**PROMPT:** Pick out every line with the word "преобразования" and copy it.

**Stored entries:**
-*-*-

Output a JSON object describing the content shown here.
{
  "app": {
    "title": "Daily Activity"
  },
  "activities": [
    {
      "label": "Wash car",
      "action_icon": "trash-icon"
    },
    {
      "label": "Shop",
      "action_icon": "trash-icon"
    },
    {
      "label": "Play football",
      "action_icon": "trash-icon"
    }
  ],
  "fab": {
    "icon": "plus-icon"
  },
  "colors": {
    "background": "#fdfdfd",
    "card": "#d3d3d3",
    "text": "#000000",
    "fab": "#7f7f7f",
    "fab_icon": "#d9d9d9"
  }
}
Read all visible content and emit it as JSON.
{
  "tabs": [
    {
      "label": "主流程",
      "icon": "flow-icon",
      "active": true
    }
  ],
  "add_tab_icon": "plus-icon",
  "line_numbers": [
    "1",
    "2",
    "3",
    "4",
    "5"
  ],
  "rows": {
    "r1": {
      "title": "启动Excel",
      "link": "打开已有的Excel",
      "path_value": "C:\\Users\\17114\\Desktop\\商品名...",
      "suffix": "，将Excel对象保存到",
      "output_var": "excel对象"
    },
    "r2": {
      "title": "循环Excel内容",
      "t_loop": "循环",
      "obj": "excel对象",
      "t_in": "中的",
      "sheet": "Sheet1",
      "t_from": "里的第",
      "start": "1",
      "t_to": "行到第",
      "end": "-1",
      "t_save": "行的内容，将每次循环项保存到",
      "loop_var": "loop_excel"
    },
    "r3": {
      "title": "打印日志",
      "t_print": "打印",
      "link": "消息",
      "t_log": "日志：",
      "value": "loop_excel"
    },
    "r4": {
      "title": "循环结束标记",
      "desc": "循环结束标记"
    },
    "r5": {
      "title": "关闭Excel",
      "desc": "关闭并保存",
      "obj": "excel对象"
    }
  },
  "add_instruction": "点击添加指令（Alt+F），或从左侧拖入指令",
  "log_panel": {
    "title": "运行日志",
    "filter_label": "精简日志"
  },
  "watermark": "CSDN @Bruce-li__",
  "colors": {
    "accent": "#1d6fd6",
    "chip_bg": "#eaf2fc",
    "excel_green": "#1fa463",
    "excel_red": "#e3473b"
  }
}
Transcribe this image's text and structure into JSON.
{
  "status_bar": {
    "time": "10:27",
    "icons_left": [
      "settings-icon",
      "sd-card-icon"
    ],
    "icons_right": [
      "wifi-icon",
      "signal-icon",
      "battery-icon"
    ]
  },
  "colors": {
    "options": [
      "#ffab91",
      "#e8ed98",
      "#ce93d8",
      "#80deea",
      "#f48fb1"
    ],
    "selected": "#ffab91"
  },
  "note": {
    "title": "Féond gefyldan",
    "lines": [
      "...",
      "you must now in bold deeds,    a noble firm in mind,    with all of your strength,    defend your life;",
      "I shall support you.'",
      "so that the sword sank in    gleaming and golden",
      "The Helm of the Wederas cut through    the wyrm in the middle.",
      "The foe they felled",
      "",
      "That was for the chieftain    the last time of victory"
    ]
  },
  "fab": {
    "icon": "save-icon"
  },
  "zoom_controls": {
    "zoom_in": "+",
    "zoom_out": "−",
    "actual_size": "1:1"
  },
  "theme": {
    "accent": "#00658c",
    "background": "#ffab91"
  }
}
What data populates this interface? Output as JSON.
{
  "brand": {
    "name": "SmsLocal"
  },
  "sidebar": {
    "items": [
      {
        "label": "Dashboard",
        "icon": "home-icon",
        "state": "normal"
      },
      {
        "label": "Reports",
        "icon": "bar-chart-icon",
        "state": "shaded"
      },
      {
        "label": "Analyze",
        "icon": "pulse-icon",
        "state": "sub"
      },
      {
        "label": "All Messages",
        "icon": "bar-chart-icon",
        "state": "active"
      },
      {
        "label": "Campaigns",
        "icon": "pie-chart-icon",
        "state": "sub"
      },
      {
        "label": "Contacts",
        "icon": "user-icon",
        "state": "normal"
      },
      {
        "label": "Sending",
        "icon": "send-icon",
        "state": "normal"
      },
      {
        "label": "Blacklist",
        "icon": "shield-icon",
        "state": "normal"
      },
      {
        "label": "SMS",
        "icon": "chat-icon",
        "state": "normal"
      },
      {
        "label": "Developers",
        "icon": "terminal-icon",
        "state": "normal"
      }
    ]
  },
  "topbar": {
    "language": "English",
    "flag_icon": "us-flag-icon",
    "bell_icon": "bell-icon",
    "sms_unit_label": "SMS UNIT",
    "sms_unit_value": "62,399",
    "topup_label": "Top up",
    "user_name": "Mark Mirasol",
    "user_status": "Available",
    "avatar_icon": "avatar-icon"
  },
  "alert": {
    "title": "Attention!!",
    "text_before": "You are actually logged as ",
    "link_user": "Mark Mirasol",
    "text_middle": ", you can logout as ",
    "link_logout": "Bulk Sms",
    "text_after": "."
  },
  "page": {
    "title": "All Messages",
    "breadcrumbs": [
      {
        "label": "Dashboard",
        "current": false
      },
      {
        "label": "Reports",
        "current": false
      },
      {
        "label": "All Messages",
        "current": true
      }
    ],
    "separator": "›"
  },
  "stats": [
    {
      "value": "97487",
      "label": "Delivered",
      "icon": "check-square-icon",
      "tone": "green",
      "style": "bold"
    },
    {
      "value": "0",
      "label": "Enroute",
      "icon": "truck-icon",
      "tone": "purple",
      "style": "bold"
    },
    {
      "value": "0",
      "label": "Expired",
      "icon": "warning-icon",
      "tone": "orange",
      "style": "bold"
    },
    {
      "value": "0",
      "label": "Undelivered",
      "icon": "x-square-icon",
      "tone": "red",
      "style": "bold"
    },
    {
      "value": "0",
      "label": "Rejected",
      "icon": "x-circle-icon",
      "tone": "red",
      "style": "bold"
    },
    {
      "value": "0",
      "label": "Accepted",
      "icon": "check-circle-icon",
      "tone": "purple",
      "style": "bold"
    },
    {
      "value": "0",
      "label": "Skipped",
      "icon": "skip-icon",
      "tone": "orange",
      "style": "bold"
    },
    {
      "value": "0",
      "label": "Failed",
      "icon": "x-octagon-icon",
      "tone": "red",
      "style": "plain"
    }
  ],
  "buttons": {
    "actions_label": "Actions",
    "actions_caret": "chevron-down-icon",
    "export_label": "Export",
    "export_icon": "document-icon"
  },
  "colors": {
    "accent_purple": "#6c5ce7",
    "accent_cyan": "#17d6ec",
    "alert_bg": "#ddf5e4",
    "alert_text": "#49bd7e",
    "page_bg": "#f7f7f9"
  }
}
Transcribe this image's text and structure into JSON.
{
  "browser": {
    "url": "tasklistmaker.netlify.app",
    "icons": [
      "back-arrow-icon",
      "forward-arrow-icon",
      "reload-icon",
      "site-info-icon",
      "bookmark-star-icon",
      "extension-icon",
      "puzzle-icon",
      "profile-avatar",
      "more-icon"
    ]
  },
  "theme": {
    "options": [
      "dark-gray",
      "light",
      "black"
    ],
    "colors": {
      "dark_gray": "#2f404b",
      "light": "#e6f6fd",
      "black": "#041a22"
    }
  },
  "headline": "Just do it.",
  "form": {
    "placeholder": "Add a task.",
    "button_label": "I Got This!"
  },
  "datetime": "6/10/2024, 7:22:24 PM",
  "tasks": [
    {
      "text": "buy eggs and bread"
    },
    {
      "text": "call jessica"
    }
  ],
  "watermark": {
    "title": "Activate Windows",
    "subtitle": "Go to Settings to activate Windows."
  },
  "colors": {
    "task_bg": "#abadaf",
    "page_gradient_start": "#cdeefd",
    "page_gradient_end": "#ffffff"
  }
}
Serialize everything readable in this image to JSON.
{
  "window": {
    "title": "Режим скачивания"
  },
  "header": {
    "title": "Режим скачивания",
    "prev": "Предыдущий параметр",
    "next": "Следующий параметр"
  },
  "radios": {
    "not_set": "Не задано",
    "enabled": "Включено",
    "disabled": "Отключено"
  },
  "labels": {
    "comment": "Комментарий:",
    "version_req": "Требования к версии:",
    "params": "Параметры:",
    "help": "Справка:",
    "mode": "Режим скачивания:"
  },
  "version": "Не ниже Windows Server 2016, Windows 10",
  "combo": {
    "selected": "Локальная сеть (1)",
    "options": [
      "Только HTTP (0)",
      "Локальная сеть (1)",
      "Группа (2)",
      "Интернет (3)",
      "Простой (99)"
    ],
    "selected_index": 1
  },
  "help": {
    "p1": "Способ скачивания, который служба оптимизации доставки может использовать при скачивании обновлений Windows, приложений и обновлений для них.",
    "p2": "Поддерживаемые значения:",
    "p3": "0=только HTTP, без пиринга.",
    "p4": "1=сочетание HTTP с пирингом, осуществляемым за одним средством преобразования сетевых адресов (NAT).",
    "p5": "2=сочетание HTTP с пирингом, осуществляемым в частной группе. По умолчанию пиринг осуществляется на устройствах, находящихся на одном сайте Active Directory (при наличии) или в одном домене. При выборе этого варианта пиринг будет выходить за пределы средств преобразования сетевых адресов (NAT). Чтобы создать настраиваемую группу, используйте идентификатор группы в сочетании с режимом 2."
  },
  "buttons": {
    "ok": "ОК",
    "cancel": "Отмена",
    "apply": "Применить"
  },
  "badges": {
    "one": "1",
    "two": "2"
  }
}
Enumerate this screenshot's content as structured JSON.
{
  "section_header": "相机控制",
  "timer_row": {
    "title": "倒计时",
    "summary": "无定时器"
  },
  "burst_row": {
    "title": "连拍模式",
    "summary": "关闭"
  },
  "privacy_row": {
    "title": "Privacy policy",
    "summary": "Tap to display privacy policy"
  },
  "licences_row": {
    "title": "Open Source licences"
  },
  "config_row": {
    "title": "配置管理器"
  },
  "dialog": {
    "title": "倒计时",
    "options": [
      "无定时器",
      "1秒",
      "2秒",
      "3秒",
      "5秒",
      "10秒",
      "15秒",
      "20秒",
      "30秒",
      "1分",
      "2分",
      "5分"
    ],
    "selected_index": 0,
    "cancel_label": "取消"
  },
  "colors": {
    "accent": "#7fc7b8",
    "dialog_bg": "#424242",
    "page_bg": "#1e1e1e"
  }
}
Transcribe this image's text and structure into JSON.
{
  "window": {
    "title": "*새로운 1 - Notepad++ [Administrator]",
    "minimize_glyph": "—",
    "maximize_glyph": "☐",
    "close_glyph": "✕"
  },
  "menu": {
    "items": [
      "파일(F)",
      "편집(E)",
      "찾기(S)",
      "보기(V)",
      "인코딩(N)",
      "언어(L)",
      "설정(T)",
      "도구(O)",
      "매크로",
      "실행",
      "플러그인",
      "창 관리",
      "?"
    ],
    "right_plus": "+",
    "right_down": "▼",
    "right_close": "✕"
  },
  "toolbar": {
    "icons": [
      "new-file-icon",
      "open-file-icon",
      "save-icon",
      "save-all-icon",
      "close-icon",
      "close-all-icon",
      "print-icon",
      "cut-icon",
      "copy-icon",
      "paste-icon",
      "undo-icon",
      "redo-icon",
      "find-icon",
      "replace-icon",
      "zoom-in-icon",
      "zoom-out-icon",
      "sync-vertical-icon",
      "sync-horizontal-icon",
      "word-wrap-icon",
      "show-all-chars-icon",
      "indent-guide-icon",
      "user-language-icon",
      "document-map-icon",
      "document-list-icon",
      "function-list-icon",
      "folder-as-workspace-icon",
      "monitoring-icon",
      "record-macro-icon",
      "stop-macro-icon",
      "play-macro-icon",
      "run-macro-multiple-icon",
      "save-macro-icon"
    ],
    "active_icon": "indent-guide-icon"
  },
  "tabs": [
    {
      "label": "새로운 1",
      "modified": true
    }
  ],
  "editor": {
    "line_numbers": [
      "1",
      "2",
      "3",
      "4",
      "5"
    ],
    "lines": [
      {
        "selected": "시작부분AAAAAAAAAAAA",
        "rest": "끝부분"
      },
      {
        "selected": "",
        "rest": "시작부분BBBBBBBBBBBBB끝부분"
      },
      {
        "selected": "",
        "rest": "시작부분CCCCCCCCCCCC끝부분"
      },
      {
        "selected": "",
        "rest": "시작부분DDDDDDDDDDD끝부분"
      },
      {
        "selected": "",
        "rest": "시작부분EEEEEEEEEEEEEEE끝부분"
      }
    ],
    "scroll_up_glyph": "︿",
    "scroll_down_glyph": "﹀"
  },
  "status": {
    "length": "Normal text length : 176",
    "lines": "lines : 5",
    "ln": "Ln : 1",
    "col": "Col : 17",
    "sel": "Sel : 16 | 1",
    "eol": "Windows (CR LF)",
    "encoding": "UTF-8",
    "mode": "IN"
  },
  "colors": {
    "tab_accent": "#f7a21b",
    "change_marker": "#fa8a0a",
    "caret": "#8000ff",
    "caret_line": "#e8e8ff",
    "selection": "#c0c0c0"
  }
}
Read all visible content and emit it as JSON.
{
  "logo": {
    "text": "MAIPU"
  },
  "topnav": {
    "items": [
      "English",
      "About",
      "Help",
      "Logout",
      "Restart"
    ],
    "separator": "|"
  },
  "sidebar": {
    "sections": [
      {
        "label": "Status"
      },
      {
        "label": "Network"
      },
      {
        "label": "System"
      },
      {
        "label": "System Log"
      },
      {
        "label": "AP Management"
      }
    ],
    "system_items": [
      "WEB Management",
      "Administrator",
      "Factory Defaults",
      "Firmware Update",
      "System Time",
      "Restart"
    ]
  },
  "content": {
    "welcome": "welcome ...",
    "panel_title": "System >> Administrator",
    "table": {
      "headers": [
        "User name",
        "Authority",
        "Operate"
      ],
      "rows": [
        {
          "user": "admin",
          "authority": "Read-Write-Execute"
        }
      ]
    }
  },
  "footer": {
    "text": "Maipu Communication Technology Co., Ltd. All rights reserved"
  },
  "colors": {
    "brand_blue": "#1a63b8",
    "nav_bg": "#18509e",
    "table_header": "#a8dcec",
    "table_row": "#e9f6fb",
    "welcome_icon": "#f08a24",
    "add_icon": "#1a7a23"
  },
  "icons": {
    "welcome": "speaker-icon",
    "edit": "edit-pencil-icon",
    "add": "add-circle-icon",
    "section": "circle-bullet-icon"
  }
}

-*-*-

**ANSWER TO THE EXERCISE:**
    "p4": "1=сочетание HTTP с пирингом, осуществляемым за одним средством преобразования сетевых адресов (NAT).",
    "p5": "2=сочетание HTTP с пирингом, осуществляемым в частной группе. По умолчанию пиринг осуществляется на устройствах, находящихся на одном сайте Active Directory (при наличии) или в одном домене. При выборе этого варианта пиринг будет выходить за пределы средств преобразования сетевых адресов (NAT). Чтобы создать настраиваемую группу, используйте идентификатор группы в сочетании с режимом 2."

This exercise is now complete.